____ ROWS
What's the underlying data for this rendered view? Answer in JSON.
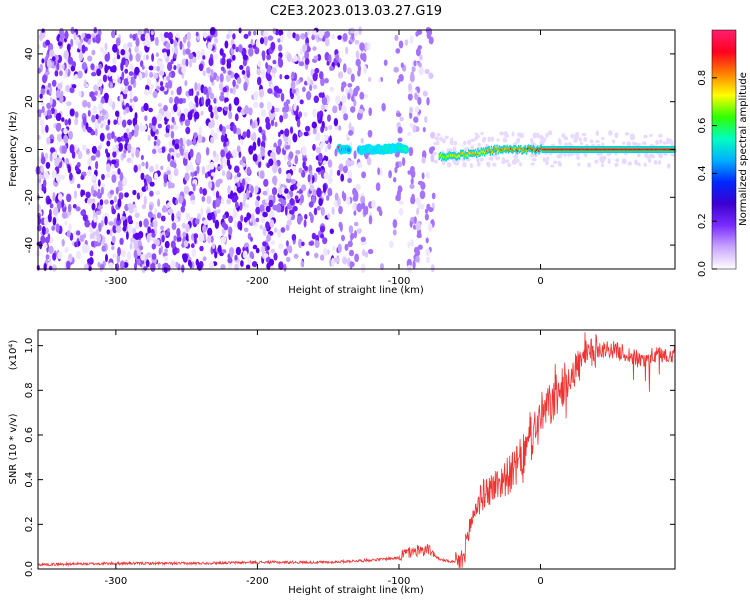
{
  "title": "C2E3.2023.013.03.27.G19",
  "chart_data": [
    {
      "type": "heatmap",
      "name": "spectrogram",
      "xlabel": "Height of straight line (km)",
      "ylabel": "Frequency (Hz)",
      "xlim": [
        -355,
        95
      ],
      "ylim": [
        -50,
        50
      ],
      "x_ticks": [
        -300,
        -200,
        -100,
        0
      ],
      "y_ticks": [
        -40,
        -20,
        0,
        20,
        40
      ],
      "colorbar": {
        "label": "Normalized spectral amplitude",
        "range": [
          0.0,
          1.0
        ],
        "ticks": [
          0.0,
          0.2,
          0.4,
          0.6,
          0.8
        ],
        "colormap": [
          "#ffffff",
          "#c9a6ff",
          "#7a2cff",
          "#3c00d0",
          "#0028ff",
          "#00b0ff",
          "#00ffc0",
          "#30ff00",
          "#ffff00",
          "#ff8000",
          "#ff0020",
          "#ff1f70"
        ]
      },
      "features": {
        "noise_region_km": [
          -355,
          -75
        ],
        "gap_regions_km": [
          [
            -120,
            -103
          ],
          [
            -98,
            -93
          ]
        ],
        "signal_track": [
          {
            "x": -140,
            "y": 0,
            "amp": 0.35
          },
          {
            "x": -125,
            "y": 0,
            "amp": 0.45
          },
          {
            "x": -110,
            "y": 0,
            "amp": 0.5
          },
          {
            "x": -100,
            "y": 1,
            "amp": 0.5
          },
          {
            "x": -70,
            "y": -3,
            "amp": 0.7
          },
          {
            "x": -50,
            "y": -2,
            "amp": 0.75
          },
          {
            "x": -30,
            "y": 0,
            "amp": 0.8
          },
          {
            "x": -10,
            "y": 0,
            "amp": 0.85
          },
          {
            "x": 0,
            "y": 0,
            "amp": 0.9
          },
          {
            "x": 50,
            "y": 0,
            "amp": 0.92
          },
          {
            "x": 95,
            "y": 0,
            "amp": 0.92
          }
        ]
      }
    },
    {
      "type": "line",
      "name": "snr",
      "xlabel": "Height of straight line (km)",
      "ylabel": "SNR (10 * v/v)",
      "y_multiplier": "(x10⁴)",
      "xlim": [
        -355,
        95
      ],
      "ylim": [
        0,
        1.07
      ],
      "x_ticks": [
        -300,
        -200,
        -100,
        0
      ],
      "y_ticks": [
        0.0,
        0.2,
        0.4,
        0.6,
        0.8,
        1.0
      ],
      "color": "#ee3333",
      "series": [
        {
          "x": [
            -355,
            -300,
            -250,
            -200,
            -150,
            -120,
            -100,
            -90,
            -80,
            -70,
            -60,
            -55,
            -50,
            -45,
            -40,
            -30,
            -20,
            -10,
            0,
            10,
            20,
            30,
            40,
            50,
            60,
            70,
            80,
            95
          ],
          "y": [
            0.02,
            0.025,
            0.025,
            0.03,
            0.03,
            0.04,
            0.05,
            0.07,
            0.08,
            0.04,
            0.03,
            0.05,
            0.2,
            0.3,
            0.35,
            0.4,
            0.45,
            0.55,
            0.7,
            0.78,
            0.88,
            0.95,
            1.0,
            1.0,
            0.98,
            0.95,
            0.97,
            0.98
          ]
        }
      ]
    }
  ]
}
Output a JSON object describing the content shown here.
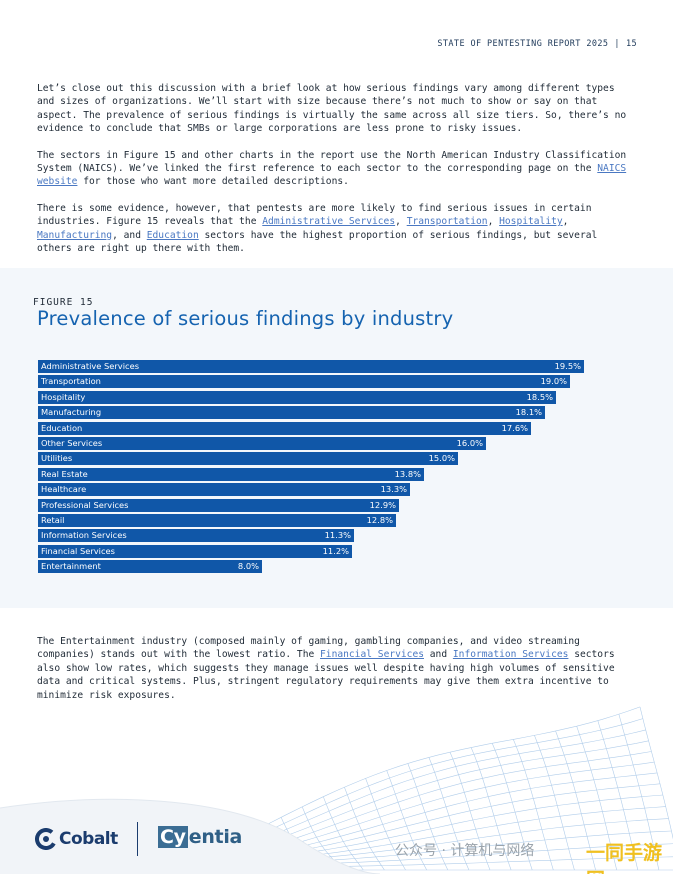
________
WHAT IS BEING ASKED:
Print each entry shown above with exact wording and no pictures.

THE RESULT:
What's the underlying data for this rendered view? Answer in JSON.
{
  "title": "C2E3.2023.013.03.27.G19",
  "chart_data": [
    {
      "type": "heatmap",
      "name": "spectrogram",
      "xlabel": "Height of straight line (km)",
      "ylabel": "Frequency (Hz)",
      "xlim": [
        -355,
        95
      ],
      "ylim": [
        -50,
        50
      ],
      "x_ticks": [
        -300,
        -200,
        -100,
        0
      ],
      "y_ticks": [
        -40,
        -20,
        0,
        20,
        40
      ],
      "colorbar": {
        "label": "Normalized spectral amplitude",
        "range": [
          0.0,
          1.0
        ],
        "ticks": [
          0.0,
          0.2,
          0.4,
          0.6,
          0.8
        ],
        "colormap": [
          "#ffffff",
          "#c9a6ff",
          "#7a2cff",
          "#3c00d0",
          "#0028ff",
          "#00b0ff",
          "#00ffc0",
          "#30ff00",
          "#ffff00",
          "#ff8000",
          "#ff0020",
          "#ff1f70"
        ]
      },
      "features": {
        "noise_region_km": [
          -355,
          -75
        ],
        "gap_regions_km": [
          [
            -120,
            -103
          ],
          [
            -98,
            -93
          ]
        ],
        "signal_track": [
          {
            "x": -140,
            "y": 0,
            "amp": 0.35
          },
          {
            "x": -125,
            "y": 0,
            "amp": 0.45
          },
          {
            "x": -110,
            "y": 0,
            "amp": 0.5
          },
          {
            "x": -100,
            "y": 1,
            "amp": 0.5
          },
          {
            "x": -70,
            "y": -3,
            "amp": 0.7
          },
          {
            "x": -50,
            "y": -2,
            "amp": 0.75
          },
          {
            "x": -30,
            "y": 0,
            "amp": 0.8
          },
          {
            "x": -10,
            "y": 0,
            "amp": 0.85
          },
          {
            "x": 0,
            "y": 0,
            "amp": 0.9
          },
          {
            "x": 50,
            "y": 0,
            "amp": 0.92
          },
          {
            "x": 95,
            "y": 0,
            "amp": 0.92
          }
        ]
      }
    },
    {
      "type": "line",
      "name": "snr",
      "xlabel": "Height of straight line (km)",
      "ylabel": "SNR (10 * v/v)",
      "y_multiplier": "(x10⁴)",
      "xlim": [
        -355,
        95
      ],
      "ylim": [
        0,
        1.07
      ],
      "x_ticks": [
        -300,
        -200,
        -100,
        0
      ],
      "y_ticks": [
        0.0,
        0.2,
        0.4,
        0.6,
        0.8,
        1.0
      ],
      "color": "#ee3333",
      "series": [
        {
          "x": [
            -355,
            -300,
            -250,
            -200,
            -150,
            -120,
            -100,
            -90,
            -80,
            -70,
            -60,
            -55,
            -50,
            -45,
            -40,
            -30,
            -20,
            -10,
            0,
            10,
            20,
            30,
            40,
            50,
            60,
            70,
            80,
            95
          ],
          "y": [
            0.02,
            0.025,
            0.025,
            0.03,
            0.03,
            0.04,
            0.05,
            0.07,
            0.08,
            0.04,
            0.03,
            0.05,
            0.2,
            0.3,
            0.35,
            0.4,
            0.45,
            0.55,
            0.7,
            0.78,
            0.88,
            0.95,
            1.0,
            1.0,
            0.98,
            0.95,
            0.97,
            0.98
          ]
        }
      ]
    }
  ]
}
Output a JSON object describing the content shown here.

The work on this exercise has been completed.